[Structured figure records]

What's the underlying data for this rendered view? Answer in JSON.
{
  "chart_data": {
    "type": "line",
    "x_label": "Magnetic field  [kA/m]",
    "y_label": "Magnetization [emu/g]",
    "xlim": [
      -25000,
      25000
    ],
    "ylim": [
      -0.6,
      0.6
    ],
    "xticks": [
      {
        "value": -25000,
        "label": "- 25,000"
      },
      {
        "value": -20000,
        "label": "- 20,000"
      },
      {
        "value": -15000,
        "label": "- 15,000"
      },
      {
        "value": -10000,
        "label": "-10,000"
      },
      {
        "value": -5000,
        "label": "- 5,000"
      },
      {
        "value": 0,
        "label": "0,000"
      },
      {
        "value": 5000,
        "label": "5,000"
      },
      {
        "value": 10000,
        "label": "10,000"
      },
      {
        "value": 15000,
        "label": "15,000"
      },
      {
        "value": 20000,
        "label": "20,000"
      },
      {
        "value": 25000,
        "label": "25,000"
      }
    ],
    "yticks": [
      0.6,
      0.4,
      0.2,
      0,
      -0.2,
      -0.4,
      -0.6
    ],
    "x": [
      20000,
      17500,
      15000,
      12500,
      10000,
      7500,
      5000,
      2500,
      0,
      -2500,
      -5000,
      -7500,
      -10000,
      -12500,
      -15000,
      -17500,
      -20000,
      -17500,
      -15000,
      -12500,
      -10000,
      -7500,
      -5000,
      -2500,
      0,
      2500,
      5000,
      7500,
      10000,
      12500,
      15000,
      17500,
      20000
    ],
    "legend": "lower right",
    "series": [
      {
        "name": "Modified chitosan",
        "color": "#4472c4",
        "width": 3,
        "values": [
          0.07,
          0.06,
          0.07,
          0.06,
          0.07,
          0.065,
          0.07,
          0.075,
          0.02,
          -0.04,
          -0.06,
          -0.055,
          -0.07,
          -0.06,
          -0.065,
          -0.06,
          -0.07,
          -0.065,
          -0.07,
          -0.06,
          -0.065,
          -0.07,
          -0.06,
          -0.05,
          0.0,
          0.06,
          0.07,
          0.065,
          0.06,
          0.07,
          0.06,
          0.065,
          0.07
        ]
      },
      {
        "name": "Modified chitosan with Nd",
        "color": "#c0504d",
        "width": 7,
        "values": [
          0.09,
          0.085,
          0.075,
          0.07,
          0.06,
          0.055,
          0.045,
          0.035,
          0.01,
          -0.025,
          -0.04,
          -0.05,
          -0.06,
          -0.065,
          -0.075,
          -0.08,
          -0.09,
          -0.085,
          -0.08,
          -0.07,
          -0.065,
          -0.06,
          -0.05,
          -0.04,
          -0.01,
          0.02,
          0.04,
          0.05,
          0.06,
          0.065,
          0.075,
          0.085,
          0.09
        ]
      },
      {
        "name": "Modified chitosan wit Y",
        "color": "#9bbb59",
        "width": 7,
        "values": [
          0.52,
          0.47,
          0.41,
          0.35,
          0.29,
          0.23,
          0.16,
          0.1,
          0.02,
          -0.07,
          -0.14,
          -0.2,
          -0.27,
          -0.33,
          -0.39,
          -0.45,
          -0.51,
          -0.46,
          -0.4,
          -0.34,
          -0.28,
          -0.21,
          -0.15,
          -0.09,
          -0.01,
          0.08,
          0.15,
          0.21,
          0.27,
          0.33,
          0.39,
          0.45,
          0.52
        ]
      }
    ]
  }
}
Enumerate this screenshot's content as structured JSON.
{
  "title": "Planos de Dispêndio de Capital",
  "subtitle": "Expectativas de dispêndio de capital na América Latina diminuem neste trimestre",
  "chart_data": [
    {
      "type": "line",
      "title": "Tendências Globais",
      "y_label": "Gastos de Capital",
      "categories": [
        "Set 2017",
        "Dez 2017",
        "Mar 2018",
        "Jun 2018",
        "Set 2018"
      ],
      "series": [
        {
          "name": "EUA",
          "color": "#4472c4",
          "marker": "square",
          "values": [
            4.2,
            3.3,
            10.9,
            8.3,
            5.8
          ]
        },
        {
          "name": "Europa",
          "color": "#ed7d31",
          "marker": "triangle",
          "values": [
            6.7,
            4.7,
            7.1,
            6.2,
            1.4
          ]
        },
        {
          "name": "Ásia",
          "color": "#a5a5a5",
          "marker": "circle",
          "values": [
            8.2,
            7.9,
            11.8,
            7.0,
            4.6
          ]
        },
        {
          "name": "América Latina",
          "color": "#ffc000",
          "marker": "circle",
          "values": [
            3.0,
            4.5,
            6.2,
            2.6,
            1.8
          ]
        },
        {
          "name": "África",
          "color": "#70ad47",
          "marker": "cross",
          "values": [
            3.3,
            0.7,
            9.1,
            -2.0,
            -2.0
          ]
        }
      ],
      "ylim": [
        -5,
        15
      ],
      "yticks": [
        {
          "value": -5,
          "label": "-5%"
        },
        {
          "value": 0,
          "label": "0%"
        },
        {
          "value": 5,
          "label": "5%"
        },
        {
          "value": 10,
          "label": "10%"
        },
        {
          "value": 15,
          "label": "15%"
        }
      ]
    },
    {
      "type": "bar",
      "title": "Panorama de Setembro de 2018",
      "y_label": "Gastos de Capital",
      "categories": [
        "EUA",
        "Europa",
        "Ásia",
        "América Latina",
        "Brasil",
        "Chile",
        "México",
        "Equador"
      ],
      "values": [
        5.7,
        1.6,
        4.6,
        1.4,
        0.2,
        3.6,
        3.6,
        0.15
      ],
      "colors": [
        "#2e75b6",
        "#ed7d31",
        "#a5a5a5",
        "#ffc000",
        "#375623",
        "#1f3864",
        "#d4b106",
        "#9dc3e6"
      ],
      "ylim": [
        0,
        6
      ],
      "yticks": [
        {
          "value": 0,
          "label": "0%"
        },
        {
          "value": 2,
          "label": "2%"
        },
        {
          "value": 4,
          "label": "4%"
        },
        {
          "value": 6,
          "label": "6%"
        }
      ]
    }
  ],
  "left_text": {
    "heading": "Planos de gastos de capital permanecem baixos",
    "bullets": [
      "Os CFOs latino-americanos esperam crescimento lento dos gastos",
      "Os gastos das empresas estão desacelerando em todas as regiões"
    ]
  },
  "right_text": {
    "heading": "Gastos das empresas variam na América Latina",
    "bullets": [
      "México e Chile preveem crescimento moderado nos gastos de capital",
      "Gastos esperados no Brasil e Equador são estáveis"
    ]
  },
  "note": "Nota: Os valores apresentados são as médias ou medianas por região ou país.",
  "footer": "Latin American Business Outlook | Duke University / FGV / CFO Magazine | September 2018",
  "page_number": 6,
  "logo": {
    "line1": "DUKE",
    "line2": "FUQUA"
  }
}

_Task objective_: Every record should be given again exactly.

_Task answer_:
What's the underlying data for this rendered view? Answer in JSON.
{
  "chart_data": {
    "type": "line",
    "x_label": "Magnetic field  [kA/m]",
    "y_label": "Magnetization [emu/g]",
    "xlim": [
      -25000,
      25000
    ],
    "ylim": [
      -0.6,
      0.6
    ],
    "xticks": [
      {
        "value": -25000,
        "label": "- 25,000"
      },
      {
        "value": -20000,
        "label": "- 20,000"
      },
      {
        "value": -15000,
        "label": "- 15,000"
      },
      {
        "value": -10000,
        "label": "-10,000"
      },
      {
        "value": -5000,
        "label": "- 5,000"
      },
      {
        "value": 0,
        "label": "0,000"
      },
      {
        "value": 5000,
        "label": "5,000"
      },
      {
        "value": 10000,
        "label": "10,000"
      },
      {
        "value": 15000,
        "label": "15,000"
      },
      {
        "value": 20000,
        "label": "20,000"
      },
      {
        "value": 25000,
        "label": "25,000"
      }
    ],
    "yticks": [
      0.6,
      0.4,
      0.2,
      0,
      -0.2,
      -0.4,
      -0.6
    ],
    "x": [
      20000,
      17500,
      15000,
      12500,
      10000,
      7500,
      5000,
      2500,
      0,
      -2500,
      -5000,
      -7500,
      -10000,
      -12500,
      -15000,
      -17500,
      -20000,
      -17500,
      -15000,
      -12500,
      -10000,
      -7500,
      -5000,
      -2500,
      0,
      2500,
      5000,
      7500,
      10000,
      12500,
      15000,
      17500,
      20000
    ],
    "legend": "lower right",
    "series": [
      {
        "name": "Modified chitosan",
        "color": "#4472c4",
        "width": 3,
        "values": [
          0.07,
          0.06,
          0.07,
          0.06,
          0.07,
          0.065,
          0.07,
          0.075,
          0.02,
          -0.04,
          -0.06,
          -0.055,
          -0.07,
          -0.06,
          -0.065,
          -0.06,
          -0.07,
          -0.065,
          -0.07,
          -0.06,
          -0.065,
          -0.07,
          -0.06,
          -0.05,
          0.0,
          0.06,
          0.07,
          0.065,
          0.06,
          0.07,
          0.06,
          0.065,
          0.07
        ]
      },
      {
        "name": "Modified chitosan with Nd",
        "color": "#c0504d",
        "width": 7,
        "values": [
          0.09,
          0.085,
          0.075,
          0.07,
          0.06,
          0.055,
          0.045,
          0.035,
          0.01,
          -0.025,
          -0.04,
          -0.05,
          -0.06,
          -0.065,
          -0.075,
          -0.08,
          -0.09,
          -0.085,
          -0.08,
          -0.07,
          -0.065,
          -0.06,
          -0.05,
          -0.04,
          -0.01,
          0.02,
          0.04,
          0.05,
          0.06,
          0.065,
          0.075,
          0.085,
          0.09
        ]
      },
      {
        "name": "Modified chitosan wit Y",
        "color": "#9bbb59",
        "width": 7,
        "values": [
          0.52,
          0.47,
          0.41,
          0.35,
          0.29,
          0.23,
          0.16,
          0.1,
          0.02,
          -0.07,
          -0.14,
          -0.2,
          -0.27,
          -0.33,
          -0.39,
          -0.45,
          -0.51,
          -0.46,
          -0.4,
          -0.34,
          -0.28,
          -0.21,
          -0.15,
          -0.09,
          -0.01,
          0.08,
          0.15,
          0.21,
          0.27,
          0.33,
          0.39,
          0.45,
          0.52
        ]
      }
    ]
  }
}
Enumerate this screenshot's content as structured JSON.
{
  "title": "Planos de Dispêndio de Capital",
  "subtitle": "Expectativas de dispêndio de capital na América Latina diminuem neste trimestre",
  "chart_data": [
    {
      "type": "line",
      "title": "Tendências Globais",
      "y_label": "Gastos de Capital",
      "categories": [
        "Set 2017",
        "Dez 2017",
        "Mar 2018",
        "Jun 2018",
        "Set 2018"
      ],
      "series": [
        {
          "name": "EUA",
          "color": "#4472c4",
          "marker": "square",
          "values": [
            4.2,
            3.3,
            10.9,
            8.3,
            5.8
          ]
        },
        {
          "name": "Europa",
          "color": "#ed7d31",
          "marker": "triangle",
          "values": [
            6.7,
            4.7,
            7.1,
            6.2,
            1.4
          ]
        },
        {
          "name": "Ásia",
          "color": "#a5a5a5",
          "marker": "circle",
          "values": [
            8.2,
            7.9,
            11.8,
            7.0,
            4.6
          ]
        },
        {
          "name": "América Latina",
          "color": "#ffc000",
          "marker": "circle",
          "values": [
            3.0,
            4.5,
            6.2,
            2.6,
            1.8
          ]
        },
        {
          "name": "África",
          "color": "#70ad47",
          "marker": "cross",
          "values": [
            3.3,
            0.7,
            9.1,
            -2.0,
            -2.0
          ]
        }
      ],
      "ylim": [
        -5,
        15
      ],
      "yticks": [
        {
          "value": -5,
          "label": "-5%"
        },
        {
          "value": 0,
          "label": "0%"
        },
        {
          "value": 5,
          "label": "5%"
        },
        {
          "value": 10,
          "label": "10%"
        },
        {
          "value": 15,
          "label": "15%"
        }
      ]
    },
    {
      "type": "bar",
      "title": "Panorama de Setembro de 2018",
      "y_label": "Gastos de Capital",
      "categories": [
        "EUA",
        "Europa",
        "Ásia",
        "América Latina",
        "Brasil",
        "Chile",
        "México",
        "Equador"
      ],
      "values": [
        5.7,
        1.6,
        4.6,
        1.4,
        0.2,
        3.6,
        3.6,
        0.15
      ],
      "colors": [
        "#2e75b6",
        "#ed7d31",
        "#a5a5a5",
        "#ffc000",
        "#375623",
        "#1f3864",
        "#d4b106",
        "#9dc3e6"
      ],
      "ylim": [
        0,
        6
      ],
      "yticks": [
        {
          "value": 0,
          "label": "0%"
        },
        {
          "value": 2,
          "label": "2%"
        },
        {
          "value": 4,
          "label": "4%"
        },
        {
          "value": 6,
          "label": "6%"
        }
      ]
    }
  ],
  "left_text": {
    "heading": "Planos de gastos de capital permanecem baixos",
    "bullets": [
      "Os CFOs latino-americanos esperam crescimento lento dos gastos",
      "Os gastos das empresas estão desacelerando em todas as regiões"
    ]
  },
  "right_text": {
    "heading": "Gastos das empresas variam na América Latina",
    "bullets": [
      "México e Chile preveem crescimento moderado nos gastos de capital",
      "Gastos esperados no Brasil e Equador são estáveis"
    ]
  },
  "note": "Nota: Os valores apresentados são as médias ou medianas por região ou país.",
  "footer": "Latin American Business Outlook | Duke University / FGV / CFO Magazine | September 2018",
  "page_number": 6,
  "logo": {
    "line1": "DUKE",
    "line2": "FUQUA"
  }
}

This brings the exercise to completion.